- _WHAT IS ASKED_: From the entries provided below, copy each line that contains the word "apple".

- _EXERCISE DATA_:

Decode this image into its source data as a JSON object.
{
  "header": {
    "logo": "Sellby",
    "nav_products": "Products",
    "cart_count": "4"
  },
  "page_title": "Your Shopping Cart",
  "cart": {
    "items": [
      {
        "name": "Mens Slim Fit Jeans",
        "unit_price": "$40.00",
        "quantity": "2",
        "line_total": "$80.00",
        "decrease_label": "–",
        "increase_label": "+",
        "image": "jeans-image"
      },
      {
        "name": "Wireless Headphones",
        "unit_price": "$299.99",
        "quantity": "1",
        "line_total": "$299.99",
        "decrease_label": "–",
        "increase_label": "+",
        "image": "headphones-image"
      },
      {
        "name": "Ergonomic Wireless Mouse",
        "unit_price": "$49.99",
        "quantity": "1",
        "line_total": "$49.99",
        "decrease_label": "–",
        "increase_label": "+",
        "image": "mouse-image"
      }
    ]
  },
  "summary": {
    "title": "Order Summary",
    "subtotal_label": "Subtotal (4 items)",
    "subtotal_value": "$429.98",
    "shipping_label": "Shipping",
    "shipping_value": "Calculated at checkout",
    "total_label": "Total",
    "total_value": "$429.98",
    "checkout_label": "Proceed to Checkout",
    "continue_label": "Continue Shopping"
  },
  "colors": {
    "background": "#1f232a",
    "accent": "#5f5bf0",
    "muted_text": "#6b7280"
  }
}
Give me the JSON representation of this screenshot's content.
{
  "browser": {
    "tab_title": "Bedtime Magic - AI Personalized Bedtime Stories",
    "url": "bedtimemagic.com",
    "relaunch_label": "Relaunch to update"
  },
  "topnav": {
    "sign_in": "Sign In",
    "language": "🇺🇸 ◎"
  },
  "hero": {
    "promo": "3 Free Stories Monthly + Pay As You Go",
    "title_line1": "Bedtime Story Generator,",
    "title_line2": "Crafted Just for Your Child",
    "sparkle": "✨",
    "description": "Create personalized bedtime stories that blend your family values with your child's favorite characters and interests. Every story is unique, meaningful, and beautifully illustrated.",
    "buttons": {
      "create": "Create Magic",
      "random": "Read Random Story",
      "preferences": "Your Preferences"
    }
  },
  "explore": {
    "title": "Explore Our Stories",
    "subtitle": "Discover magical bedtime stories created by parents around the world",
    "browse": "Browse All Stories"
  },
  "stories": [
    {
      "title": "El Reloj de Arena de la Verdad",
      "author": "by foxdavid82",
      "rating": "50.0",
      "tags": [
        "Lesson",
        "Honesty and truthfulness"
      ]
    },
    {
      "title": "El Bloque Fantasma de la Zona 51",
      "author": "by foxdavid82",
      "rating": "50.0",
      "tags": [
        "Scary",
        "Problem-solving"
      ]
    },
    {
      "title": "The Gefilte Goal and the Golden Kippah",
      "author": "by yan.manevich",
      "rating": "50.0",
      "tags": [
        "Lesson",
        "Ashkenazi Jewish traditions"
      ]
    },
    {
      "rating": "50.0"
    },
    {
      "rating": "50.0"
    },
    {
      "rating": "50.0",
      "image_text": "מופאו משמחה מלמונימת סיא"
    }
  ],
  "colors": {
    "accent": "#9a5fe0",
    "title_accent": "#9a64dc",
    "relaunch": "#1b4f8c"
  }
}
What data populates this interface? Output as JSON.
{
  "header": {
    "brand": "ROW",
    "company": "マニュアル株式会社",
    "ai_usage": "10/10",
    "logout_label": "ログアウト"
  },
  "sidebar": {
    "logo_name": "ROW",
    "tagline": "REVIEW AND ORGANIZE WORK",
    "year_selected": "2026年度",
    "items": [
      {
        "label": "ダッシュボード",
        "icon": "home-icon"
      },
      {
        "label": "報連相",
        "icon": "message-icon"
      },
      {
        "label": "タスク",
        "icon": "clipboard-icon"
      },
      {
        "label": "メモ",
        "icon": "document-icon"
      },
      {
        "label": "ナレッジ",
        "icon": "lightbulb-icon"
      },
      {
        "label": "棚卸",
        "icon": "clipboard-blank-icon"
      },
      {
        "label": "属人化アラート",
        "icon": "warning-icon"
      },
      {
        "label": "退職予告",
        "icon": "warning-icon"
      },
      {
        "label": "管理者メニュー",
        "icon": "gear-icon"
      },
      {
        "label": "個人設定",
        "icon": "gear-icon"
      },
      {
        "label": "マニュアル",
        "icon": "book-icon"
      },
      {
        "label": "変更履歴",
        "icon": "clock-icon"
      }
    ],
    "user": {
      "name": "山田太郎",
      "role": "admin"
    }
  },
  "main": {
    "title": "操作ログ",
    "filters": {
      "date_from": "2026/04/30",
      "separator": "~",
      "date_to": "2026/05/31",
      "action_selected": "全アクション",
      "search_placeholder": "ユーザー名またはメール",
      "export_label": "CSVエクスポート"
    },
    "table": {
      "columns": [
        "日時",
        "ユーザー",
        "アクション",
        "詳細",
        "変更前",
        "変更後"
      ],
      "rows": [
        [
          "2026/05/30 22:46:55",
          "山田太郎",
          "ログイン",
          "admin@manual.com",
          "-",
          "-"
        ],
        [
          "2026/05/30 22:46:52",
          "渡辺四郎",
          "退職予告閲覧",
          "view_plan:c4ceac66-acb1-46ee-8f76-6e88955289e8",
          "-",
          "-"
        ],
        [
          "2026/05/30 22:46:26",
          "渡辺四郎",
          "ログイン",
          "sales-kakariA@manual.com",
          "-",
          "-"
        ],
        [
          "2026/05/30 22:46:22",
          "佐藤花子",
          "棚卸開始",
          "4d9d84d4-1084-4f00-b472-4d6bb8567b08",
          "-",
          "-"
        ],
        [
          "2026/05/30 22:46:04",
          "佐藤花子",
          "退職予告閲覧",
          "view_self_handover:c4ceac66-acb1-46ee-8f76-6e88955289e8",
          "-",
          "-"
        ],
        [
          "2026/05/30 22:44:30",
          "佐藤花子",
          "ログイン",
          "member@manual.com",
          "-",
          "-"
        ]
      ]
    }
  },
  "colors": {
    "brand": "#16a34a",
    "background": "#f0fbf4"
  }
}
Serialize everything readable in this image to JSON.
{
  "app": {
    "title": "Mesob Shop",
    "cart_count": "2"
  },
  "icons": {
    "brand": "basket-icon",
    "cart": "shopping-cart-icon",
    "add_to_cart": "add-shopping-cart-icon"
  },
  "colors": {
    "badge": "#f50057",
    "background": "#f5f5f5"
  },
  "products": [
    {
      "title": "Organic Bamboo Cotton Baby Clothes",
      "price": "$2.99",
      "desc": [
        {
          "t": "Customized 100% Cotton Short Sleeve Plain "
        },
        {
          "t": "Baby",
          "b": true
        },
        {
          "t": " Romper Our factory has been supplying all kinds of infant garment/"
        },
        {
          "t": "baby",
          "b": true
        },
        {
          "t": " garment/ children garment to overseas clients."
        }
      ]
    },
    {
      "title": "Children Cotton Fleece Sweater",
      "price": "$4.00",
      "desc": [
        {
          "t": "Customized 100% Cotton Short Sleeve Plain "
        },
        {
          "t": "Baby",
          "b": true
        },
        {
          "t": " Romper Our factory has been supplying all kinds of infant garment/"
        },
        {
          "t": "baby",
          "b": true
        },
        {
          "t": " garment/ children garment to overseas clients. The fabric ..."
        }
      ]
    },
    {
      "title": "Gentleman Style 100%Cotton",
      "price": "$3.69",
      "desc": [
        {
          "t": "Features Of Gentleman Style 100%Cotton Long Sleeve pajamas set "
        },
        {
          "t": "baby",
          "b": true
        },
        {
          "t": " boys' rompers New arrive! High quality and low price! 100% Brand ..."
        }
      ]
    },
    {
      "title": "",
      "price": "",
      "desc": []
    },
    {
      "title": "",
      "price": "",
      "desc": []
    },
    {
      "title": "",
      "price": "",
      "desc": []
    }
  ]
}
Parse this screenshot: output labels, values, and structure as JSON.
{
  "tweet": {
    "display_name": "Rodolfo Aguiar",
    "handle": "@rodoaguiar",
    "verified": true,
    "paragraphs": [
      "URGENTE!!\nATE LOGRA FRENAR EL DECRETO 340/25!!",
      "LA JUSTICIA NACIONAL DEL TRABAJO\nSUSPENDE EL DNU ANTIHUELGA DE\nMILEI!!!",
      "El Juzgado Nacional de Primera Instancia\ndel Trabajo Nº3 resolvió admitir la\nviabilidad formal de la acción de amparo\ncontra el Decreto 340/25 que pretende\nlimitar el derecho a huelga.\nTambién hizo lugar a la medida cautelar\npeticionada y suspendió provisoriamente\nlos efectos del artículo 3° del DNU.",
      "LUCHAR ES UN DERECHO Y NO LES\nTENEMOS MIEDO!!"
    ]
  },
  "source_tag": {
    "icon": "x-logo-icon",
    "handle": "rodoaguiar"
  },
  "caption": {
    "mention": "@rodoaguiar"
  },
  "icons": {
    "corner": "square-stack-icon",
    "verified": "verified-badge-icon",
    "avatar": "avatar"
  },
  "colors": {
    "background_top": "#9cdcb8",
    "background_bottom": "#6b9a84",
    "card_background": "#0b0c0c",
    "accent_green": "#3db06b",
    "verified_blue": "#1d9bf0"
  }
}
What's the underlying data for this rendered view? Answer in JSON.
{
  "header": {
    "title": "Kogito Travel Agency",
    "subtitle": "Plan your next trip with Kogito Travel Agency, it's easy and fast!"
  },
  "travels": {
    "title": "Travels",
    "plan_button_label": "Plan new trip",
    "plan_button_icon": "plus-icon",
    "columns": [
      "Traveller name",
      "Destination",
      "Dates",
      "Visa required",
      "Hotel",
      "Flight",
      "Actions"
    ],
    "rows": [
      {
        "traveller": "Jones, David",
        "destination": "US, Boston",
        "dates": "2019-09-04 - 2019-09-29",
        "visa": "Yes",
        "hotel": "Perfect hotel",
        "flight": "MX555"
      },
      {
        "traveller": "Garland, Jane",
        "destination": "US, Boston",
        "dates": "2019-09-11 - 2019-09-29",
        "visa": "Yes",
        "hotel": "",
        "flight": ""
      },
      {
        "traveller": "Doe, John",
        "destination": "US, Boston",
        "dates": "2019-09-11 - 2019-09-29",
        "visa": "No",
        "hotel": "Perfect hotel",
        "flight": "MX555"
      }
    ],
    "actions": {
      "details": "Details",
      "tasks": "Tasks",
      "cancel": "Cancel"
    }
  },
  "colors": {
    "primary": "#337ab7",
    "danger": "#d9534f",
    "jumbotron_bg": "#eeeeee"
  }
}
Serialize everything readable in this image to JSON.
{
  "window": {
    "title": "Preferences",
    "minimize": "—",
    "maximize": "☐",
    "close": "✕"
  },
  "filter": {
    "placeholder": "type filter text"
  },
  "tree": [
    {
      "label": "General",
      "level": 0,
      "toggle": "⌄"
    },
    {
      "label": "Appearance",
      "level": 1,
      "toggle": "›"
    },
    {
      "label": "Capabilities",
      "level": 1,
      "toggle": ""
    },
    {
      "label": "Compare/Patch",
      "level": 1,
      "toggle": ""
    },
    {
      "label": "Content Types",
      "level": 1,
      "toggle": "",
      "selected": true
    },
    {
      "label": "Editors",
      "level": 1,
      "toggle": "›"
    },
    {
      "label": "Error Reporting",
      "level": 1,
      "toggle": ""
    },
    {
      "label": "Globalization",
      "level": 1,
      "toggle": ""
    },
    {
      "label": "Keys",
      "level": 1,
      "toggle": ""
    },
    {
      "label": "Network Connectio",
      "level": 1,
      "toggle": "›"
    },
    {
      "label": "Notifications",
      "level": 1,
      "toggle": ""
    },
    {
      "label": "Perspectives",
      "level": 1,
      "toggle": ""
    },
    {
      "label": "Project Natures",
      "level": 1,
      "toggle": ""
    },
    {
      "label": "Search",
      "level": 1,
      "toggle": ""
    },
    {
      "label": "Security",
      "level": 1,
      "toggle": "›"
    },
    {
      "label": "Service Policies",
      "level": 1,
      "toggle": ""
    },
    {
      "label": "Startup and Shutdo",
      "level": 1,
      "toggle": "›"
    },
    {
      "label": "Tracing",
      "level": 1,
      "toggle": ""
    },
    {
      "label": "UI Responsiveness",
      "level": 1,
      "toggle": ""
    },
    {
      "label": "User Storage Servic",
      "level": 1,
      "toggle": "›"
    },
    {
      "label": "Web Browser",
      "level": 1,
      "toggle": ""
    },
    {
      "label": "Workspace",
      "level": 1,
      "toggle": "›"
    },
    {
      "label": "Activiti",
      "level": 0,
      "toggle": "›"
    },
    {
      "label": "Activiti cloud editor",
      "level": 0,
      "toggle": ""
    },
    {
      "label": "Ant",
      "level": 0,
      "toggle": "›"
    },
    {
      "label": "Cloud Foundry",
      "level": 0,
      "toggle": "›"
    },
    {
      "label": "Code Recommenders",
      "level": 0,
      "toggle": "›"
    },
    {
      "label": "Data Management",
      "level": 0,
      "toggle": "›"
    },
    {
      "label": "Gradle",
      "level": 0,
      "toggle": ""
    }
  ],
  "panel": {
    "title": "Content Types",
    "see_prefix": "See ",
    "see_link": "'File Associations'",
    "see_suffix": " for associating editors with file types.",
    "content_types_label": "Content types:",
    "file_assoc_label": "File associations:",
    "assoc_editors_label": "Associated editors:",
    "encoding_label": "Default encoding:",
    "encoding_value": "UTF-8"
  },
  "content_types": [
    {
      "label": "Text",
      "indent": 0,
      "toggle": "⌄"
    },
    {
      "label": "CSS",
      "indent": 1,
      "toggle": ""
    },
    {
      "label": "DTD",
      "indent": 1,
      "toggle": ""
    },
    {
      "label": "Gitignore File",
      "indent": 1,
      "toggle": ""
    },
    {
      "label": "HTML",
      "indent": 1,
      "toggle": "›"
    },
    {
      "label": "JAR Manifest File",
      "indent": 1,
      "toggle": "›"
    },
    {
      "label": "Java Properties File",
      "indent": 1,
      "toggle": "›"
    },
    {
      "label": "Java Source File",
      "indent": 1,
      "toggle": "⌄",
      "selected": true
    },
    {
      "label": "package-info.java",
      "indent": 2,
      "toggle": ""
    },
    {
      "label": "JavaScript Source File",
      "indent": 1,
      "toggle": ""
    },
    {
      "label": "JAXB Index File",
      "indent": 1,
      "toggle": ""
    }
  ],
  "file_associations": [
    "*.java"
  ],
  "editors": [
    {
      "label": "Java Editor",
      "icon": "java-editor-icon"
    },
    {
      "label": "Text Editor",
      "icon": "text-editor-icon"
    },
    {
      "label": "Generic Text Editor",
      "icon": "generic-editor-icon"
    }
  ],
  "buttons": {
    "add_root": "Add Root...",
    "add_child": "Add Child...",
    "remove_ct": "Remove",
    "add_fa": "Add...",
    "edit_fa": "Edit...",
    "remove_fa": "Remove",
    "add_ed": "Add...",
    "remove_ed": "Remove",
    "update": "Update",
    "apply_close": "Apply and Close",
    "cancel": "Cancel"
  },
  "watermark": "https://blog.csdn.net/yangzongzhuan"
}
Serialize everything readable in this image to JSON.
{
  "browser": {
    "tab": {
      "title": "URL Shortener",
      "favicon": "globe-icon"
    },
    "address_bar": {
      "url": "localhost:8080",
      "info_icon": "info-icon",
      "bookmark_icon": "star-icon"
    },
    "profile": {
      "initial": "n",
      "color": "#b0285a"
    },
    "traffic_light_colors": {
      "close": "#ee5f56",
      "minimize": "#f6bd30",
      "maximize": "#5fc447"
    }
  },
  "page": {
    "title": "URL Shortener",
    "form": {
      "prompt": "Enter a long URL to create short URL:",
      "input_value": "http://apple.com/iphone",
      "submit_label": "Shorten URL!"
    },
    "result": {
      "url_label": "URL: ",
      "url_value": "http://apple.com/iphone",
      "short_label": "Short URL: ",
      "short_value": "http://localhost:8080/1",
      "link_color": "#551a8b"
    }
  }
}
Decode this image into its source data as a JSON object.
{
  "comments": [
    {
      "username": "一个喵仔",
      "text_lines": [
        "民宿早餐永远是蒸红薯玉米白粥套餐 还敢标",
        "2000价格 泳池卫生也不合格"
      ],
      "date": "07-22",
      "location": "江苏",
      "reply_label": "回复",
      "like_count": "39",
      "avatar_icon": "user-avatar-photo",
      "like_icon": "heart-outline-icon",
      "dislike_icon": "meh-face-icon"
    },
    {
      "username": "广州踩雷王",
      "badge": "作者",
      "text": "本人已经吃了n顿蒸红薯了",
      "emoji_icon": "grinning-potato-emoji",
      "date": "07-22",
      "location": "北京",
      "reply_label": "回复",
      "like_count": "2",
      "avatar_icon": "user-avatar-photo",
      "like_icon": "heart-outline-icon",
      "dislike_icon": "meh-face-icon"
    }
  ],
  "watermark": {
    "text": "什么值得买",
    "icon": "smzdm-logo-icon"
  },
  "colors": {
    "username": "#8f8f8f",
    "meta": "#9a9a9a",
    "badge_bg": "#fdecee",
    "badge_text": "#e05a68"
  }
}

- _RESPONSE TO THE EXERCISE_:
      "input_value": "http://apple.com/iphone",
      "url_value": "http://apple.com/iphone",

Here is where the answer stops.